[Data listing]
# # # # # # #

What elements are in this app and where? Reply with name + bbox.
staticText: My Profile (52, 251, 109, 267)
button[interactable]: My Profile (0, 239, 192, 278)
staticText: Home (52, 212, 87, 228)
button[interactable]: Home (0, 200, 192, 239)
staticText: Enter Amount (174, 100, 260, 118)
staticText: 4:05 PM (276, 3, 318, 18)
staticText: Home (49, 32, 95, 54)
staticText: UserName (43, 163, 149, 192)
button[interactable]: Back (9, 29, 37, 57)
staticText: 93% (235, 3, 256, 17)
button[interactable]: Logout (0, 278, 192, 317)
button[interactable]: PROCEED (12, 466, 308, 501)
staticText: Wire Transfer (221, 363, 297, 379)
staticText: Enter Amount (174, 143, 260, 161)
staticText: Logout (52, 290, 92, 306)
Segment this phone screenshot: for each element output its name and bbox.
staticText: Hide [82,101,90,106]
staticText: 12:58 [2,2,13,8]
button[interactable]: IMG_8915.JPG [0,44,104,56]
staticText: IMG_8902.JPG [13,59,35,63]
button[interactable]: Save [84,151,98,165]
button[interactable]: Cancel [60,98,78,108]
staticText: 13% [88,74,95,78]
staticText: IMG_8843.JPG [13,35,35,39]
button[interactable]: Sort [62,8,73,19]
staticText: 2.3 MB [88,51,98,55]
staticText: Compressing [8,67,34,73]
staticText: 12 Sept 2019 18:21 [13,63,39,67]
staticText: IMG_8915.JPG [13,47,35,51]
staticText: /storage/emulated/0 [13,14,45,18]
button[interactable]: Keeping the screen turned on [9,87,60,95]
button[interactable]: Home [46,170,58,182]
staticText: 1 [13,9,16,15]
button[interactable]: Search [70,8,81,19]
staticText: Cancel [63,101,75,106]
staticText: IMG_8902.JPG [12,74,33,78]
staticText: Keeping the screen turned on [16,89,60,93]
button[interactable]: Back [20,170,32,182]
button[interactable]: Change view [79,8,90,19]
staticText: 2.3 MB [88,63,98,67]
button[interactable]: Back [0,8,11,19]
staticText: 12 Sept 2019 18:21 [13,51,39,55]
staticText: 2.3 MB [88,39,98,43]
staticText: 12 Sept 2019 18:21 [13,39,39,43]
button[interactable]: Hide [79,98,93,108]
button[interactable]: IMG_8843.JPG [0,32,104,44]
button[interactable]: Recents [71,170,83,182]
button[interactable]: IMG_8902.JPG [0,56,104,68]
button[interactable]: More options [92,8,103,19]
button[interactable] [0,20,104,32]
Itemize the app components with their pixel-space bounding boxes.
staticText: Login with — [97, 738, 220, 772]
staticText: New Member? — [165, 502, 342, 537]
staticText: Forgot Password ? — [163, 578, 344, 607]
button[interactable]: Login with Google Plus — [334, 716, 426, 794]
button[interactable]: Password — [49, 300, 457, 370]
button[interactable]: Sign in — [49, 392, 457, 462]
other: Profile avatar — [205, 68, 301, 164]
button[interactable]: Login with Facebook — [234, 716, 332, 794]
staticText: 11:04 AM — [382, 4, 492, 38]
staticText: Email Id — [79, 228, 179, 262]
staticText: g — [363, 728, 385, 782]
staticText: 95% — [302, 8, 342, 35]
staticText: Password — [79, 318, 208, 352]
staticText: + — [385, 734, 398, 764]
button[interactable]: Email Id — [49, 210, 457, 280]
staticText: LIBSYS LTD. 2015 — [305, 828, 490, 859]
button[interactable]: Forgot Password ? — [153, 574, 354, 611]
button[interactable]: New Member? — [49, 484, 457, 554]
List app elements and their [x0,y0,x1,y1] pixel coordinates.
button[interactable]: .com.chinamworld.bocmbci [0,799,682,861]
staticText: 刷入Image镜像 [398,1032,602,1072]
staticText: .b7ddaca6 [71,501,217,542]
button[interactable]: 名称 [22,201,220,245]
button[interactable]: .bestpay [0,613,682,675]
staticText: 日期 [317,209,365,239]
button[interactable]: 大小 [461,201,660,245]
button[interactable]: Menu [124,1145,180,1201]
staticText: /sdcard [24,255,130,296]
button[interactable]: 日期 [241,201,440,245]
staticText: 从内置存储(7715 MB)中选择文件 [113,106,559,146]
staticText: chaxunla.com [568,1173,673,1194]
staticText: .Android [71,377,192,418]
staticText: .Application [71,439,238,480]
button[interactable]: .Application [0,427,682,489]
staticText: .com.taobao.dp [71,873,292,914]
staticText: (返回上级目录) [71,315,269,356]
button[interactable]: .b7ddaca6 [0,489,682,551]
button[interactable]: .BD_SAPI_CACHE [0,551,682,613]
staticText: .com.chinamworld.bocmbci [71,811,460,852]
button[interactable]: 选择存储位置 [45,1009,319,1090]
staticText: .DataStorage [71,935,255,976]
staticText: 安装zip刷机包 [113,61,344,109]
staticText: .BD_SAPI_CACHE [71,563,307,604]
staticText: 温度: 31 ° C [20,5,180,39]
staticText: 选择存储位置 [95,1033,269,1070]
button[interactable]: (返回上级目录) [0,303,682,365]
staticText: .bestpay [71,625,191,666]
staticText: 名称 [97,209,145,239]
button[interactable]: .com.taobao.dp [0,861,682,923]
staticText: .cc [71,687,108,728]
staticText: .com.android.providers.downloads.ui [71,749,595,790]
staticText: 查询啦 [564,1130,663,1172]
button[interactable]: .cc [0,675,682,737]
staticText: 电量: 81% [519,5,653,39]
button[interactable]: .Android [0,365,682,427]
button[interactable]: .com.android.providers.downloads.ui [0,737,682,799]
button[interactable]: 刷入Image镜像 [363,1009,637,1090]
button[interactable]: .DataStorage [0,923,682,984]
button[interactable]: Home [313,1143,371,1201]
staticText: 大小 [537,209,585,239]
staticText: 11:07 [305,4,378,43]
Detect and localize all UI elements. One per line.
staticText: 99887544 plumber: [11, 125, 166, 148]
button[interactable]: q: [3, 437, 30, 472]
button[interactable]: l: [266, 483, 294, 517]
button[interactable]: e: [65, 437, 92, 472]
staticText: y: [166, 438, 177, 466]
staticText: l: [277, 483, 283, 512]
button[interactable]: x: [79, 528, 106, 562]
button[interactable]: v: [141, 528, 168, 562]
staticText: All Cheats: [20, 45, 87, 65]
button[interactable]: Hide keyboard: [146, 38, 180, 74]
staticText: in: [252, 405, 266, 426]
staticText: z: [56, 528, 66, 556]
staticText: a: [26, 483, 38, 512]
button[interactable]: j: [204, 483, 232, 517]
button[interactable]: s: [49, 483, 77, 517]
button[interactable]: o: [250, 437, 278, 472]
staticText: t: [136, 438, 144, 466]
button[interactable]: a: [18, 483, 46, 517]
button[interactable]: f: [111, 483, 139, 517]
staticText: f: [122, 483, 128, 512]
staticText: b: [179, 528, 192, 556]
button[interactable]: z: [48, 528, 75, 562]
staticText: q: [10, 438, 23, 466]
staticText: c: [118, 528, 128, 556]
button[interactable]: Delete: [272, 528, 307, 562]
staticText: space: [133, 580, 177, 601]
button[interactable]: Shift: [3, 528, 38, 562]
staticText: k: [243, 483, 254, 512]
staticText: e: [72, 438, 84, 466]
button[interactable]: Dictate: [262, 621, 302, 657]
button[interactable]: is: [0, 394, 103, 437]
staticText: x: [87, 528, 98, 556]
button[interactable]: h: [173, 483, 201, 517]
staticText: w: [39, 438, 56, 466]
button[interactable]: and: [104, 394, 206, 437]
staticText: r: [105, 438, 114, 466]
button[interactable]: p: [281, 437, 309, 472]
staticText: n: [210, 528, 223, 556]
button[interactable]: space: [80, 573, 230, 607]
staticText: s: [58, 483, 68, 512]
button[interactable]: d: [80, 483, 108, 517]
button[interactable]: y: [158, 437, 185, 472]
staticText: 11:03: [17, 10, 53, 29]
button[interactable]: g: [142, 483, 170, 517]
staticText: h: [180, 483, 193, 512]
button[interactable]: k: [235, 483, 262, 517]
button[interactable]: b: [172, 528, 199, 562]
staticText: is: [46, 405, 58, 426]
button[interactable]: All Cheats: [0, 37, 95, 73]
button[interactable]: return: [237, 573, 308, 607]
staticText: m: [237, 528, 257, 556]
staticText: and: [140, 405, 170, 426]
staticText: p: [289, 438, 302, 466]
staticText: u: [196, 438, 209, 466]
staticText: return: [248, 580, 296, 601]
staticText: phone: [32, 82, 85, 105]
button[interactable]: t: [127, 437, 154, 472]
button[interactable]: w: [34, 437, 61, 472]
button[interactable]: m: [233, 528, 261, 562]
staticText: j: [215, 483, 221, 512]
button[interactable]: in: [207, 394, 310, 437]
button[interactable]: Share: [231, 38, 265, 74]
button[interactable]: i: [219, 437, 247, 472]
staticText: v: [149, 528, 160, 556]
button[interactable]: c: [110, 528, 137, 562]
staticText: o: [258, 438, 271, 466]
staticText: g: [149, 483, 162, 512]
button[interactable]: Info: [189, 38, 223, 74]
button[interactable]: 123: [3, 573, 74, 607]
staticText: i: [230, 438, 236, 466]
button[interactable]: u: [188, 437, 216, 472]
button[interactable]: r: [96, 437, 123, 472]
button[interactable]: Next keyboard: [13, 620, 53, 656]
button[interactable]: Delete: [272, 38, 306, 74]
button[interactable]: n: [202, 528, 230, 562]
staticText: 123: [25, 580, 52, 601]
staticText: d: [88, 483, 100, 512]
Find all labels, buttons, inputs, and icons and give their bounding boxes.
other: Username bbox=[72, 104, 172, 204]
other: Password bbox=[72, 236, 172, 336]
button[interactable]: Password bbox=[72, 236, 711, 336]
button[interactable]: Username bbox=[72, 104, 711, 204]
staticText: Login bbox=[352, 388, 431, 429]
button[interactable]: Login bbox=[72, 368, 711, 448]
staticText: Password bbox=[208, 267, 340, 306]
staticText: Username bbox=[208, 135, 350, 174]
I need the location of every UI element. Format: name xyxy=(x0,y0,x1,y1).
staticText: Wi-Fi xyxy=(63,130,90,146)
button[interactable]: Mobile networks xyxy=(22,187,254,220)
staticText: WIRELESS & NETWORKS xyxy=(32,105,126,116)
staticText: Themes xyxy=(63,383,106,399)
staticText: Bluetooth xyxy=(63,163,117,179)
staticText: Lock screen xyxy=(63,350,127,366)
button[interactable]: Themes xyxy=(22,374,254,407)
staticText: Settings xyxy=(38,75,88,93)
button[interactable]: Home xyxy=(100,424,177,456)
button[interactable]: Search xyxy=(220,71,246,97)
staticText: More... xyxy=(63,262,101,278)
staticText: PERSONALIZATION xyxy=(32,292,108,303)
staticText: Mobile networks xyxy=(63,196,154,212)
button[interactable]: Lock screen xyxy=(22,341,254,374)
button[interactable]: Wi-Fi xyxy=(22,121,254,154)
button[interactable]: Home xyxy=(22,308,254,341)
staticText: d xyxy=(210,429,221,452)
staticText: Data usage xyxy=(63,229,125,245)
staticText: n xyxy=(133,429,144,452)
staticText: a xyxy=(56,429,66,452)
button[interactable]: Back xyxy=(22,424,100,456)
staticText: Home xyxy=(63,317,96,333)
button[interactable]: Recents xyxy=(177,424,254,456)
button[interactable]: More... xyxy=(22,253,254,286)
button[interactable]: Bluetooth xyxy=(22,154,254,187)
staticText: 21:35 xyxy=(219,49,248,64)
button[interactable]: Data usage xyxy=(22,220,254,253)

# # # # # # #

> _DIRECTIVE_:
Arrange the lines of the data listing, from its first line through the line that contains "button[interactable]: PROCEED (12, 466, 308, 501)", as a numbered list, omitting any blank lines.

> _COMPLETED EXERCISE_:
1. What elements are in this app and where? Reply with name + bbox.
2. staticText: My Profile (52, 251, 109, 267)
3. button[interactable]: My Profile (0, 239, 192, 278)
4. staticText: Home (52, 212, 87, 228)
5. button[interactable]: Home (0, 200, 192, 239)
6. staticText: Enter Amount (174, 100, 260, 118)
7. staticText: 4:05 PM (276, 3, 318, 18)
8. staticText: Home (49, 32, 95, 54)
9. staticText: UserName (43, 163, 149, 192)
10. button[interactable]: Back (9, 29, 37, 57)
11. staticText: 93% (235, 3, 256, 17)
12. button[interactable]: Logout (0, 278, 192, 317)
13. button[interactable]: PROCEED (12, 466, 308, 501)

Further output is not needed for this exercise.